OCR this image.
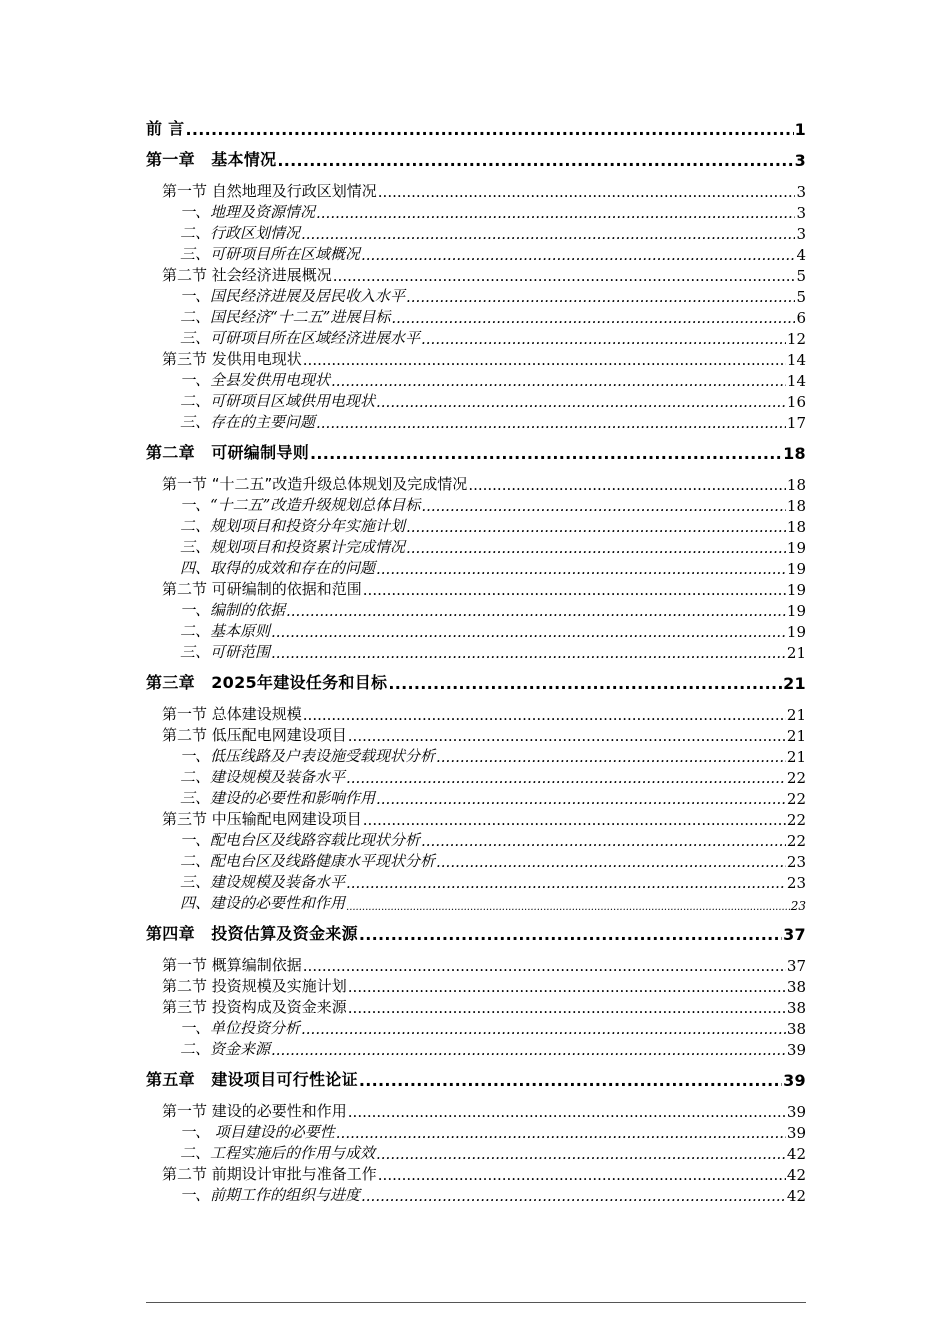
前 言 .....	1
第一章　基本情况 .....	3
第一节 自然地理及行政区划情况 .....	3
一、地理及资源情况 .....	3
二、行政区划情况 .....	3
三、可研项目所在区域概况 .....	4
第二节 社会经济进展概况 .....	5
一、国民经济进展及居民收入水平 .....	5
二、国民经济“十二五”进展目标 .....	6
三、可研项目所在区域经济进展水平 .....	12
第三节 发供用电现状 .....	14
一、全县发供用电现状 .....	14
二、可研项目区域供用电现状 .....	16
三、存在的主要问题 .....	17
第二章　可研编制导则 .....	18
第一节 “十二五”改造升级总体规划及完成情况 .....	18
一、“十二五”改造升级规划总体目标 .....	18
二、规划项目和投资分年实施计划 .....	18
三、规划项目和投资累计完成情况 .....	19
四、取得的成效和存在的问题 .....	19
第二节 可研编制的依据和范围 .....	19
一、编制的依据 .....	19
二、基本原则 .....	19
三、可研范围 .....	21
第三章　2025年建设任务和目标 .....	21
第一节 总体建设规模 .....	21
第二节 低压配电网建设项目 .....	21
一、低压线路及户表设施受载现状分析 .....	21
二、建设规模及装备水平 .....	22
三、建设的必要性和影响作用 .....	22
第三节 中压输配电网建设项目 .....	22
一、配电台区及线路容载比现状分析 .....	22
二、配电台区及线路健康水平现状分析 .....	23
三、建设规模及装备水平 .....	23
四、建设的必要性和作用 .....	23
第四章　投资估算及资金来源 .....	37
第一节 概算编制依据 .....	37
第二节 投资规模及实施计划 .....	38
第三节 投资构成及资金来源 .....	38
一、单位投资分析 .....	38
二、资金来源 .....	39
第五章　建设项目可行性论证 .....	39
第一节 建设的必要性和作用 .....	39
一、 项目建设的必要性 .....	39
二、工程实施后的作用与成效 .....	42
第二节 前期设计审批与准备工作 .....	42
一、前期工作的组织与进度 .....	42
---
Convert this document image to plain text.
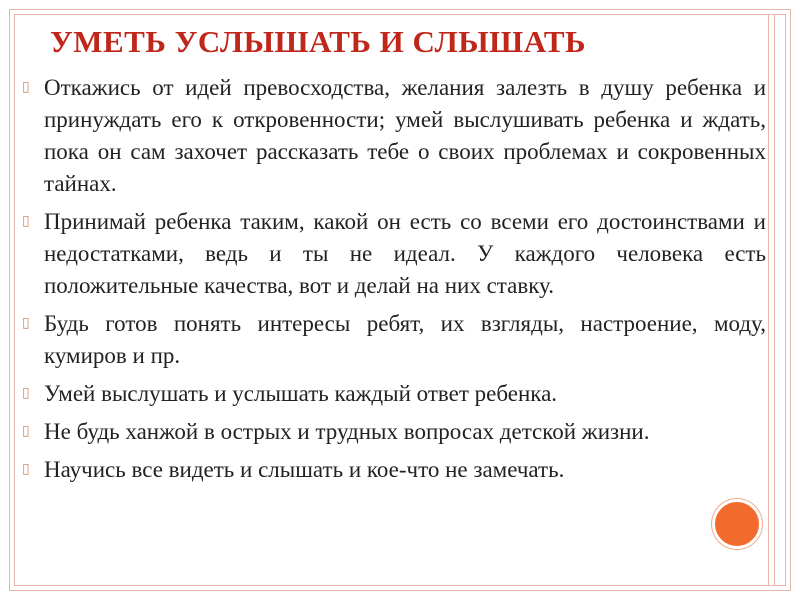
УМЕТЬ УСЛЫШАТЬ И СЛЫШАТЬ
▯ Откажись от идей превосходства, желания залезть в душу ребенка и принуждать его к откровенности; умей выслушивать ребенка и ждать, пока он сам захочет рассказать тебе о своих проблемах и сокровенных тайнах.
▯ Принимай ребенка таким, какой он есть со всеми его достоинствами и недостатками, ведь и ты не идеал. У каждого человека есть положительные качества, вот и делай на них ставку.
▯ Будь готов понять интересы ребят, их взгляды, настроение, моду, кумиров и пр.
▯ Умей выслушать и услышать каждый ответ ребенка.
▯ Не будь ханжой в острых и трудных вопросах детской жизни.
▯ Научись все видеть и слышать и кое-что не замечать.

* [What you will do]: Return every line above in which the string "image" occurs.

* [Output below]:
OCR this image.
Convert this document image to plain text.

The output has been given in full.